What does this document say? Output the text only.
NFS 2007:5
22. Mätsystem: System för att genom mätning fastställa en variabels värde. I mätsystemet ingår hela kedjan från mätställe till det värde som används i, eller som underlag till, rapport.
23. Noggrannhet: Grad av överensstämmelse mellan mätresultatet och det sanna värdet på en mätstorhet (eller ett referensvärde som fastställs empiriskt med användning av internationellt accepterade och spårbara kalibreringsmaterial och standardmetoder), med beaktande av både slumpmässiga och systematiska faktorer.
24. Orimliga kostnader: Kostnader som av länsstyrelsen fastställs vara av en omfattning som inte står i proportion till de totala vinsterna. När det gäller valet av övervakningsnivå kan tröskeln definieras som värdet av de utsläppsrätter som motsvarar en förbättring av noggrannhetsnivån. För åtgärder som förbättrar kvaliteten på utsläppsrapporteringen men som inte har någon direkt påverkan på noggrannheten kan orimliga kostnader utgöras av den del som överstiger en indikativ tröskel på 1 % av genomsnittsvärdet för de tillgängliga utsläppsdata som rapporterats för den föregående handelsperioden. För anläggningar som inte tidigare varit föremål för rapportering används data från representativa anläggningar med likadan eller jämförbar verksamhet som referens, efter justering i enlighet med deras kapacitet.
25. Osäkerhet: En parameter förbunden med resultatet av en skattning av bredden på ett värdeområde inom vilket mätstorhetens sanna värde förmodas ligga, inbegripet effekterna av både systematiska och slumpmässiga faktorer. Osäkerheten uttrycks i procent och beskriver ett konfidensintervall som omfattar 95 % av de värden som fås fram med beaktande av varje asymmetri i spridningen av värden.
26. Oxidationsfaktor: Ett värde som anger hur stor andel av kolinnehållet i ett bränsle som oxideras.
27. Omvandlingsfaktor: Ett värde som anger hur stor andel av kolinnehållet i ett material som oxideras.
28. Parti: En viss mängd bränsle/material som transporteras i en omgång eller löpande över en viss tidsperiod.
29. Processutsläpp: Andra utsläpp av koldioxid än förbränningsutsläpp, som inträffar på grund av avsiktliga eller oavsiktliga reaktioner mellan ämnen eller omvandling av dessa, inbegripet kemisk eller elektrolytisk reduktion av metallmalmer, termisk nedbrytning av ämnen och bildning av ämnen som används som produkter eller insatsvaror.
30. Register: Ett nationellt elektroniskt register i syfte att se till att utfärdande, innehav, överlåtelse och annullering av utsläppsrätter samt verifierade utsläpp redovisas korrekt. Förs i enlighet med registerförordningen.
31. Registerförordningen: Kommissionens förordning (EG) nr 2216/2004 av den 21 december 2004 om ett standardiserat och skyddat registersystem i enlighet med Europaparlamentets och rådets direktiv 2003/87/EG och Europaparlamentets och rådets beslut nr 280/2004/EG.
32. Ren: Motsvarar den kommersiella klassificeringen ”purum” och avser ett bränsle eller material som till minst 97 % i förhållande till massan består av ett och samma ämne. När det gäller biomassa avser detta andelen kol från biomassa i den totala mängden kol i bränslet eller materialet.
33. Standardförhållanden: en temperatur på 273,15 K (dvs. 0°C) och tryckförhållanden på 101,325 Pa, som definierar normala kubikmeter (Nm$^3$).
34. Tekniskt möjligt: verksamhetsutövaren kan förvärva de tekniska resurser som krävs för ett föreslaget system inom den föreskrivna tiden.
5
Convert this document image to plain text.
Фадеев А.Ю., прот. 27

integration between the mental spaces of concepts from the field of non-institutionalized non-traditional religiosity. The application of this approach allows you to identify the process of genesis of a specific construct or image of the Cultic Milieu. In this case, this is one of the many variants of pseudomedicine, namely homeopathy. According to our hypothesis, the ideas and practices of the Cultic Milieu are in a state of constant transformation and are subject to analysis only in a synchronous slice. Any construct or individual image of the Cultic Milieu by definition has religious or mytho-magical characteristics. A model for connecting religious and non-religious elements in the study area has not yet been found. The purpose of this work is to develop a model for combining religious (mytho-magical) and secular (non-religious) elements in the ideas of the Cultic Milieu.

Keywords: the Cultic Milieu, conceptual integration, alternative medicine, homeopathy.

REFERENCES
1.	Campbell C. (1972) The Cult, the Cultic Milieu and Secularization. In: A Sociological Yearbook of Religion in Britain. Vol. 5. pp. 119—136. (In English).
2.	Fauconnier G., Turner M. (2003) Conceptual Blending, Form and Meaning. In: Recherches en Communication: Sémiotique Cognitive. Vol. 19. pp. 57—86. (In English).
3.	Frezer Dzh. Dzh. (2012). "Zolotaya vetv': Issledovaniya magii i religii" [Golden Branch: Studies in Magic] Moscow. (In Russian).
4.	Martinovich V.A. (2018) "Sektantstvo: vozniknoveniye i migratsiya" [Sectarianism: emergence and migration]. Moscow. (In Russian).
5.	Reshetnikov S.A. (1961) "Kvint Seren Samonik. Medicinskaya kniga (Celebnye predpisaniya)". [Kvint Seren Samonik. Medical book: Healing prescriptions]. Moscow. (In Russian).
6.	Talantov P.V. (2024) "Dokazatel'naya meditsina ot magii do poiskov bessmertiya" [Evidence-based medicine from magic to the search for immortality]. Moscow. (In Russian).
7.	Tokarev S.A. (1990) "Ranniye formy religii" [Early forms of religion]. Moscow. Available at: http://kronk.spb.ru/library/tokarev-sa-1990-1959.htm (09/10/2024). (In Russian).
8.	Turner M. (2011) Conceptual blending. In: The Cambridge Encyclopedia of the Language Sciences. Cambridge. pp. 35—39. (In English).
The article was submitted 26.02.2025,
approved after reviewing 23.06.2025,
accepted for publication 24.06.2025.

--------------------

REQUIREMENT -> In the listing above, find each line with the word "faktorer" and copy it out.

EXPECTED OUTPUT ->
23. Noggrannhet: Grad av överensstämmelse mellan mätresultatet och det sanna värdet på en mätstorhet (eller ett referensvärde som fastställs empiriskt med användning av internationellt accepterade och spårbara kalibreringsmaterial och standardmetoder), med beaktande av både slumpmässiga och systematiska faktorer.
25. Osäkerhet: En parameter förbunden med resultatet av en skattning av bredden på ett värdeområde inom vilket mätstorhetens sanna värde förmodas ligga, inbegripet effekterna av både systematiska och slumpmässiga faktorer. Osäkerheten uttrycks i procent och beskriver ett konfidensintervall som omfattar 95 % av de värden som fås fram med beaktande av varje asymmetri i spridningen av värden.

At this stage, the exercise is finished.